### EXERCISE
Print every entry exactly as written.
━━ SOURCE MATERIAL
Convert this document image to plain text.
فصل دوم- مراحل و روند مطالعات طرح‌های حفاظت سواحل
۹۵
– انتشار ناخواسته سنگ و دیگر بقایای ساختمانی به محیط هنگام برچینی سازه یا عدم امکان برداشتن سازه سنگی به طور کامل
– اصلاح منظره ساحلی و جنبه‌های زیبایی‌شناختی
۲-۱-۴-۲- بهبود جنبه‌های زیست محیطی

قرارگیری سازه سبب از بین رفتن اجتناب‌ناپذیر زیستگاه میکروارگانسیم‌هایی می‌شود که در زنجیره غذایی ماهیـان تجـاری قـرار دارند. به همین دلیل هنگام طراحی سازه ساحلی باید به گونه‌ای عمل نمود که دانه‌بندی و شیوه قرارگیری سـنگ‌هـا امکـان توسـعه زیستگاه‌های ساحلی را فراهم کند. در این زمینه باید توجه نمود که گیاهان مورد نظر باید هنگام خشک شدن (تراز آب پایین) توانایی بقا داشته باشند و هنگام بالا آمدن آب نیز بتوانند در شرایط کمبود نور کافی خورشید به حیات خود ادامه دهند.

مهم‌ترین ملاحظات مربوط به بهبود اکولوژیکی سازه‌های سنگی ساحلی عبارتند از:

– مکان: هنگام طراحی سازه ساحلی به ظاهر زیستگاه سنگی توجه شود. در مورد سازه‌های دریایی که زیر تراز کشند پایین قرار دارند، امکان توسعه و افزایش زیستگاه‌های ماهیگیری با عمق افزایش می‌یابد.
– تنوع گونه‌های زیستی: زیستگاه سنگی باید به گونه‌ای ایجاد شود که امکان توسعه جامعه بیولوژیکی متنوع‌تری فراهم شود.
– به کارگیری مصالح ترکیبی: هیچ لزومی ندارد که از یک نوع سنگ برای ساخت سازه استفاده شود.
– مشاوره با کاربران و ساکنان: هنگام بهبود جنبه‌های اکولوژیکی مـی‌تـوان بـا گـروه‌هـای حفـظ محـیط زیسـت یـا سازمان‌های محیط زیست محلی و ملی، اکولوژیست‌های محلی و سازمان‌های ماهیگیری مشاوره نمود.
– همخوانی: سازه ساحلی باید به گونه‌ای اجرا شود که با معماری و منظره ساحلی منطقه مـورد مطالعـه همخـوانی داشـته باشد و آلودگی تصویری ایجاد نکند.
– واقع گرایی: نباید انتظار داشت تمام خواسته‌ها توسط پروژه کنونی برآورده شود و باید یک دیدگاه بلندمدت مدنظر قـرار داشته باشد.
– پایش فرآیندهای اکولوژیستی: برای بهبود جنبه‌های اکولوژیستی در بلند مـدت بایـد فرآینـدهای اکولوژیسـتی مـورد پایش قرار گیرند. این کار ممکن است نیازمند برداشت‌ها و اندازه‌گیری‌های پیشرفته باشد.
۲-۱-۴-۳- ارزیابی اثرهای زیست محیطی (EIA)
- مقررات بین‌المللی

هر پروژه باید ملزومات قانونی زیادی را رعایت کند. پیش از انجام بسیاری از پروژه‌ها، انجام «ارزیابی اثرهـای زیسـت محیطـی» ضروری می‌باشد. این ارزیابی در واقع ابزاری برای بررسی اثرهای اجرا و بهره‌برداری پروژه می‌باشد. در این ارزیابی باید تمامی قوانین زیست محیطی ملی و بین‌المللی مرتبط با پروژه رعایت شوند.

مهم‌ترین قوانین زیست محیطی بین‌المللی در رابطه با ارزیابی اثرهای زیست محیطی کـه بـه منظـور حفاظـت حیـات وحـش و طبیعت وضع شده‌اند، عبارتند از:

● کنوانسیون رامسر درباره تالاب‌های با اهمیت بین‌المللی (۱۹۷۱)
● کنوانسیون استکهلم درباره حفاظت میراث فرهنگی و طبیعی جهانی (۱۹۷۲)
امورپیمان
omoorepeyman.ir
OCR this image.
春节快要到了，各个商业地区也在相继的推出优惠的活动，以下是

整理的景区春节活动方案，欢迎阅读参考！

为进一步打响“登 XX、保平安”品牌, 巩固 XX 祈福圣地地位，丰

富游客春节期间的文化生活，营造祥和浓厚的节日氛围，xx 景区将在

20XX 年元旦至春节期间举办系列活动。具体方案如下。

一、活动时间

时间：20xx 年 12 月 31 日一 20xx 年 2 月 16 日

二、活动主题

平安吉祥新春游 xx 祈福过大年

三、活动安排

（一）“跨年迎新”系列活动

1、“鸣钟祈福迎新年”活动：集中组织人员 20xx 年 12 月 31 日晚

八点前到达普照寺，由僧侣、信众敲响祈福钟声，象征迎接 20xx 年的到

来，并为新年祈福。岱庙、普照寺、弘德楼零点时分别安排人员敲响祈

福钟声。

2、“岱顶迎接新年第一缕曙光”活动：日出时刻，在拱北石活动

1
━━━━
### EXPECTED ANSWER
Convert this document image to plain text.
فصل دوم- مراحل و روند مطالعات طرح‌های حفاظت سواحل
۹۵
– انتشار ناخواسته سنگ و دیگر بقایای ساختمانی به محیط هنگام برچینی سازه یا عدم امکان برداشتن سازه سنگی به طور کامل
– اصلاح منظره ساحلی و جنبه‌های زیبایی‌شناختی
۲-۱-۴-۲- بهبود جنبه‌های زیست محیطی

قرارگیری سازه سبب از بین رفتن اجتناب‌ناپذیر زیستگاه میکروارگانسیم‌هایی می‌شود که در زنجیره غذایی ماهیـان تجـاری قـرار دارند. به همین دلیل هنگام طراحی سازه ساحلی باید به گونه‌ای عمل نمود که دانه‌بندی و شیوه قرارگیری سـنگ‌هـا امکـان توسـعه زیستگاه‌های ساحلی را فراهم کند. در این زمینه باید توجه نمود که گیاهان مورد نظر باید هنگام خشک شدن (تراز آب پایین) توانایی بقا داشته باشند و هنگام بالا آمدن آب نیز بتوانند در شرایط کمبود نور کافی خورشید به حیات خود ادامه دهند.

مهم‌ترین ملاحظات مربوط به بهبود اکولوژیکی سازه‌های سنگی ساحلی عبارتند از:

– مکان: هنگام طراحی سازه ساحلی به ظاهر زیستگاه سنگی توجه شود. در مورد سازه‌های دریایی که زیر تراز کشند پایین قرار دارند، امکان توسعه و افزایش زیستگاه‌های ماهیگیری با عمق افزایش می‌یابد.
– تنوع گونه‌های زیستی: زیستگاه سنگی باید به گونه‌ای ایجاد شود که امکان توسعه جامعه بیولوژیکی متنوع‌تری فراهم شود.
– به کارگیری مصالح ترکیبی: هیچ لزومی ندارد که از یک نوع سنگ برای ساخت سازه استفاده شود.
– مشاوره با کاربران و ساکنان: هنگام بهبود جنبه‌های اکولوژیکی مـی‌تـوان بـا گـروه‌هـای حفـظ محـیط زیسـت یـا سازمان‌های محیط زیست محلی و ملی، اکولوژیست‌های محلی و سازمان‌های ماهیگیری مشاوره نمود.
– همخوانی: سازه ساحلی باید به گونه‌ای اجرا شود که با معماری و منظره ساحلی منطقه مـورد مطالعـه همخـوانی داشـته باشد و آلودگی تصویری ایجاد نکند.
– واقع گرایی: نباید انتظار داشت تمام خواسته‌ها توسط پروژه کنونی برآورده شود و باید یک دیدگاه بلندمدت مدنظر قـرار داشته باشد.
– پایش فرآیندهای اکولوژیستی: برای بهبود جنبه‌های اکولوژیستی در بلند مـدت بایـد فرآینـدهای اکولوژیسـتی مـورد پایش قرار گیرند. این کار ممکن است نیازمند برداشت‌ها و اندازه‌گیری‌های پیشرفته باشد.
۲-۱-۴-۳- ارزیابی اثرهای زیست محیطی (EIA)
- مقررات بین‌المللی

هر پروژه باید ملزومات قانونی زیادی را رعایت کند. پیش از انجام بسیاری از پروژه‌ها، انجام «ارزیابی اثرهـای زیسـت محیطـی» ضروری می‌باشد. این ارزیابی در واقع ابزاری برای بررسی اثرهای اجرا و بهره‌برداری پروژه می‌باشد. در این ارزیابی باید تمامی قوانین زیست محیطی ملی و بین‌المللی مرتبط با پروژه رعایت شوند.

مهم‌ترین قوانین زیست محیطی بین‌المللی در رابطه با ارزیابی اثرهای زیست محیطی کـه بـه منظـور حفاظـت حیـات وحـش و طبیعت وضع شده‌اند، عبارتند از:

● کنوانسیون رامسر درباره تالاب‌های با اهمیت بین‌المللی (۱۹۷۱)
● کنوانسیون استکهلم درباره حفاظت میراث فرهنگی و طبیعی جهانی (۱۹۷۲)
امورپیمان
omoorepeyman.ir
OCR this image.
春节快要到了，各个商业地区也在相继的推出优惠的活动，以下是

整理的景区春节活动方案，欢迎阅读参考！

为进一步打响“登 XX、保平安”品牌, 巩固 XX 祈福圣地地位，丰

富游客春节期间的文化生活，营造祥和浓厚的节日氛围，xx 景区将在

20XX 年元旦至春节期间举办系列活动。具体方案如下。

一、活动时间

时间：20xx 年 12 月 31 日一 20xx 年 2 月 16 日

二、活动主题

平安吉祥新春游 xx 祈福过大年

三、活动安排

（一）“跨年迎新”系列活动

1、“鸣钟祈福迎新年”活动：集中组织人员 20xx 年 12 月 31 日晚

八点前到达普照寺，由僧侣、信众敲响祈福钟声，象征迎接 20xx 年的到

来，并为新年祈福。岱庙、普照寺、弘德楼零点时分别安排人员敲响祈

福钟声。

2、“岱顶迎接新年第一缕曙光”活动：日出时刻，在拱北石活动

1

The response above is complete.